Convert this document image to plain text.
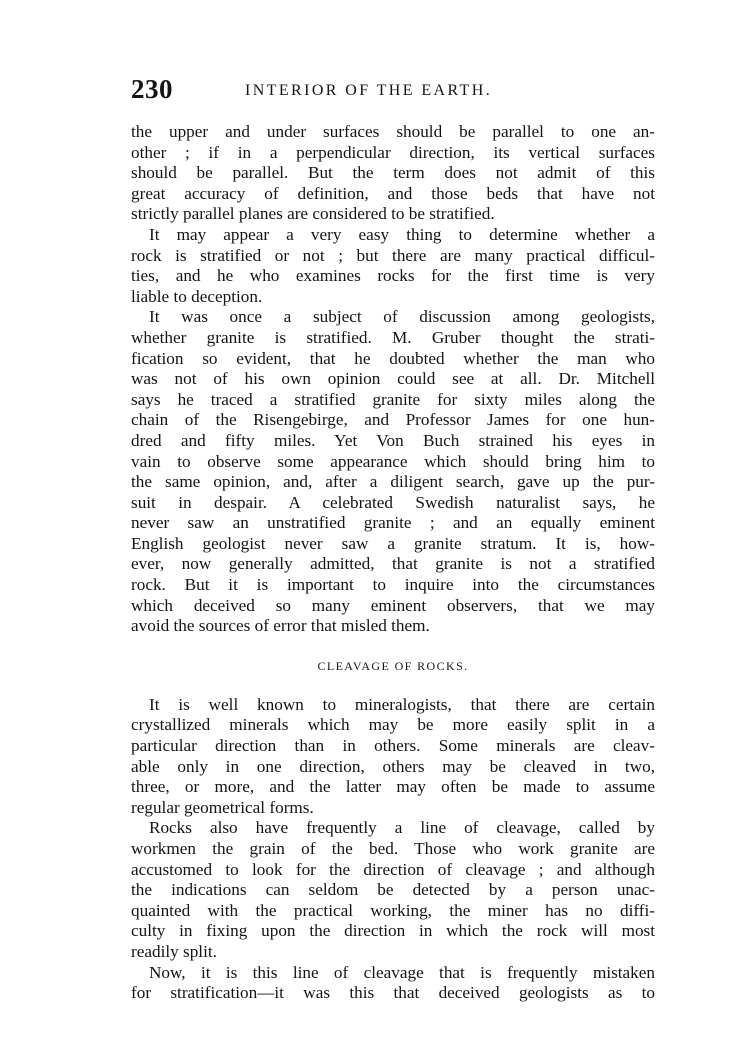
230	INTERIOR OF THE EARTH.
the upper and under surfaces should be parallel to one an-
other ; if in a perpendicular direction, its vertical surfaces
should be parallel. But the term does not admit of this
great accuracy of definition, and those beds that have not
strictly parallel planes are considered to be stratified.
It may appear a very easy thing to determine whether a
rock is stratified or not ; but there are many practical difficul-
ties, and he who examines rocks for the first time is very
liable to deception.
It was once a subject of discussion among geologists,
whether granite is stratified. M. Gruber thought the strati-
fication so evident, that he doubted whether the man who
was not of his own opinion could see at all. Dr. Mitchell
says he traced a stratified granite for sixty miles along the
chain of the Risengebirge, and Professor James for one hun-
dred and fifty miles. Yet Von Buch strained his eyes in
vain to observe some appearance which should bring him to
the same opinion, and, after a diligent search, gave up the pur-
suit in despair. A celebrated Swedish naturalist says, he
never saw an unstratified granite ; and an equally eminent
English geologist never saw a granite stratum. It is, how-
ever, now generally admitted, that granite is not a stratified
rock. But it is important to inquire into the circumstances
which deceived so many eminent observers, that we may
avoid the sources of error that misled them.
CLEAVAGE OF ROCKS.
It is well known to mineralogists, that there are certain
crystallized minerals which may be more easily split in a
particular direction than in others. Some minerals are cleav-
able only in one direction, others may be cleaved in two,
three, or more, and the latter may often be made to assume
regular geometrical forms.
Rocks also have frequently a line of cleavage, called by
workmen the grain of the bed. Those who work granite are
accustomed to look for the direction of cleavage ; and although
the indications can seldom be detected by a person unac-
quainted with the practical working, the miner has no diffi-
culty in fixing upon the direction in which the rock will most
readily split.
Now, it is this line of cleavage that is frequently mistaken
for stratification—it was this that deceived geologists as to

◆ **Written request**:
Your copy should match the records word for word, with the pictures removed.

◆ **Exercise answer**:
Convert this document image to plain text.
230	INTERIOR OF THE EARTH.
the upper and under surfaces should be parallel to one an-
other ; if in a perpendicular direction, its vertical surfaces
should be parallel. But the term does not admit of this
great accuracy of definition, and those beds that have not
strictly parallel planes are considered to be stratified.
It may appear a very easy thing to determine whether a
rock is stratified or not ; but there are many practical difficul-
ties, and he who examines rocks for the first time is very
liable to deception.
It was once a subject of discussion among geologists,
whether granite is stratified. M. Gruber thought the strati-
fication so evident, that he doubted whether the man who
was not of his own opinion could see at all. Dr. Mitchell
says he traced a stratified granite for sixty miles along the
chain of the Risengebirge, and Professor James for one hun-
dred and fifty miles. Yet Von Buch strained his eyes in
vain to observe some appearance which should bring him to
the same opinion, and, after a diligent search, gave up the pur-
suit in despair. A celebrated Swedish naturalist says, he
never saw an unstratified granite ; and an equally eminent
English geologist never saw a granite stratum. It is, how-
ever, now generally admitted, that granite is not a stratified
rock. But it is important to inquire into the circumstances
which deceived so many eminent observers, that we may
avoid the sources of error that misled them.
CLEAVAGE OF ROCKS.
It is well known to mineralogists, that there are certain
crystallized minerals which may be more easily split in a
particular direction than in others. Some minerals are cleav-
able only in one direction, others may be cleaved in two,
three, or more, and the latter may often be made to assume
regular geometrical forms.
Rocks also have frequently a line of cleavage, called by
workmen the grain of the bed. Those who work granite are
accustomed to look for the direction of cleavage ; and although
the indications can seldom be detected by a person unac-
quainted with the practical working, the miner has no diffi-
culty in fixing upon the direction in which the rock will most
readily split.
Now, it is this line of cleavage that is frequently mistaken
for stratification—it was this that deceived geologists as to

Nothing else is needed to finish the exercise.